Dataset records
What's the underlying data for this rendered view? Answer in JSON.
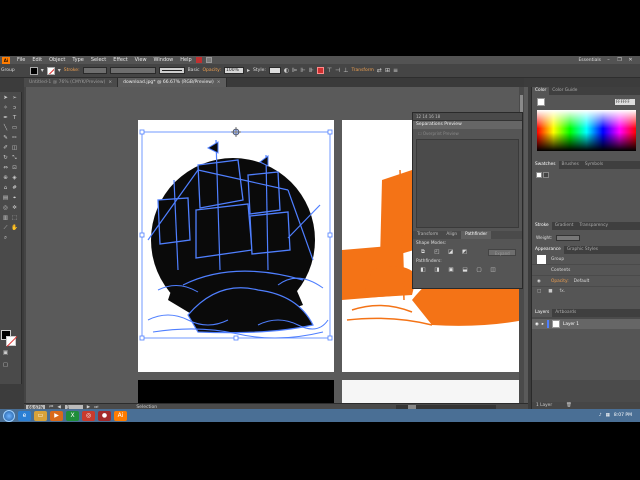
{
  "menu": {
    "app_logo": "Ai",
    "items": [
      "File",
      "Edit",
      "Object",
      "Type",
      "Select",
      "Effect",
      "View",
      "Window",
      "Help"
    ],
    "workspace": "Essentials",
    "window_controls": [
      "–",
      "❐",
      "✕"
    ]
  },
  "control": {
    "group_label": "Group",
    "stroke_label": "Stroke:",
    "basic_label": "Basic",
    "opacity_label": "Opacity:",
    "opacity_value": "100%",
    "style_label": "Style:",
    "transform_label": "Transform"
  },
  "tabs": [
    {
      "label": "Untitled-1 @ 76% (CMYK/Preview)",
      "close": "×",
      "active": false
    },
    {
      "label": "download.jpg* @ 66.67% (RGB/Preview)",
      "close": "×",
      "active": true
    }
  ],
  "float_panel": {
    "ruler_numbers": "12      14      16      18",
    "separations_title": "Separations Preview",
    "overprint_label": "Overprint Preview",
    "tabs": [
      "Transform",
      "Align",
      "Pathfinder"
    ],
    "shape_modes_label": "Shape Modes:",
    "expand_label": "Expand",
    "pathfinders_label": "Pathfinders:"
  },
  "dock": {
    "color_tabs": [
      "Color",
      "Color Guide"
    ],
    "hex_value": "FFFFFF",
    "swatch_tabs": [
      "Swatches",
      "Brushes",
      "Symbols"
    ],
    "stroke_tabs": [
      "Stroke",
      "Gradient",
      "Transparency"
    ],
    "weight_label": "Weight:",
    "appearance_tabs": [
      "Appearance",
      "Graphic Styles"
    ],
    "appearance_rows": [
      {
        "label": "Group"
      },
      {
        "label": "Contents"
      },
      {
        "label": "Opacity:",
        "value": "Default"
      }
    ],
    "appearance_foot": [
      "□",
      "■",
      "fx."
    ],
    "layers_tabs": [
      "Layers",
      "Artboards"
    ],
    "layer_name": "Layer 1",
    "layers_count": "1 Layer"
  },
  "status": {
    "zoom": "66.67%",
    "page": "1",
    "tool": "Selection"
  },
  "taskbar": {
    "time": "8:07 PM",
    "apps": [
      {
        "name": "ie",
        "color": "#2b7fd4",
        "glyph": "e"
      },
      {
        "name": "folder",
        "color": "#d8a23a",
        "glyph": "▭"
      },
      {
        "name": "media",
        "color": "#d96a1a",
        "glyph": "▶"
      },
      {
        "name": "excel",
        "color": "#1f8d3a",
        "glyph": "X"
      },
      {
        "name": "chrome",
        "color": "#c93b2e",
        "glyph": "◎"
      },
      {
        "name": "winamp",
        "color": "#a32a2a",
        "glyph": "●"
      },
      {
        "name": "illustrator",
        "color": "#ff7c00",
        "glyph": "Ai"
      }
    ]
  },
  "colors": {
    "selection_blue": "#4f7fff",
    "ink_black": "#0a0a0a",
    "orange_fill": "#f47316"
  }
}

TO BE DONE |
Copy every record above exactly, leaving out any pictures.

RESULT OF THIS EXERCISE |
What's the underlying data for this rendered view? Answer in JSON.
{
  "menu": {
    "app_logo": "Ai",
    "items": [
      "File",
      "Edit",
      "Object",
      "Type",
      "Select",
      "Effect",
      "View",
      "Window",
      "Help"
    ],
    "workspace": "Essentials",
    "window_controls": [
      "–",
      "❐",
      "✕"
    ]
  },
  "control": {
    "group_label": "Group",
    "stroke_label": "Stroke:",
    "basic_label": "Basic",
    "opacity_label": "Opacity:",
    "opacity_value": "100%",
    "style_label": "Style:",
    "transform_label": "Transform"
  },
  "tabs": [
    {
      "label": "Untitled-1 @ 76% (CMYK/Preview)",
      "close": "×",
      "active": false
    },
    {
      "label": "download.jpg* @ 66.67% (RGB/Preview)",
      "close": "×",
      "active": true
    }
  ],
  "float_panel": {
    "ruler_numbers": "12      14      16      18",
    "separations_title": "Separations Preview",
    "overprint_label": "Overprint Preview",
    "tabs": [
      "Transform",
      "Align",
      "Pathfinder"
    ],
    "shape_modes_label": "Shape Modes:",
    "expand_label": "Expand",
    "pathfinders_label": "Pathfinders:"
  },
  "dock": {
    "color_tabs": [
      "Color",
      "Color Guide"
    ],
    "hex_value": "FFFFFF",
    "swatch_tabs": [
      "Swatches",
      "Brushes",
      "Symbols"
    ],
    "stroke_tabs": [
      "Stroke",
      "Gradient",
      "Transparency"
    ],
    "weight_label": "Weight:",
    "appearance_tabs": [
      "Appearance",
      "Graphic Styles"
    ],
    "appearance_rows": [
      {
        "label": "Group"
      },
      {
        "label": "Contents"
      },
      {
        "label": "Opacity:",
        "value": "Default"
      }
    ],
    "appearance_foot": [
      "□",
      "■",
      "fx."
    ],
    "layers_tabs": [
      "Layers",
      "Artboards"
    ],
    "layer_name": "Layer 1",
    "layers_count": "1 Layer"
  },
  "status": {
    "zoom": "66.67%",
    "page": "1",
    "tool": "Selection"
  },
  "taskbar": {
    "time": "8:07 PM",
    "apps": [
      {
        "name": "ie",
        "color": "#2b7fd4",
        "glyph": "e"
      },
      {
        "name": "folder",
        "color": "#d8a23a",
        "glyph": "▭"
      },
      {
        "name": "media",
        "color": "#d96a1a",
        "glyph": "▶"
      },
      {
        "name": "excel",
        "color": "#1f8d3a",
        "glyph": "X"
      },
      {
        "name": "chrome",
        "color": "#c93b2e",
        "glyph": "◎"
      },
      {
        "name": "winamp",
        "color": "#a32a2a",
        "glyph": "●"
      },
      {
        "name": "illustrator",
        "color": "#ff7c00",
        "glyph": "Ai"
      }
    ]
  },
  "colors": {
    "selection_blue": "#4f7fff",
    "ink_black": "#0a0a0a",
    "orange_fill": "#f47316"
  }
}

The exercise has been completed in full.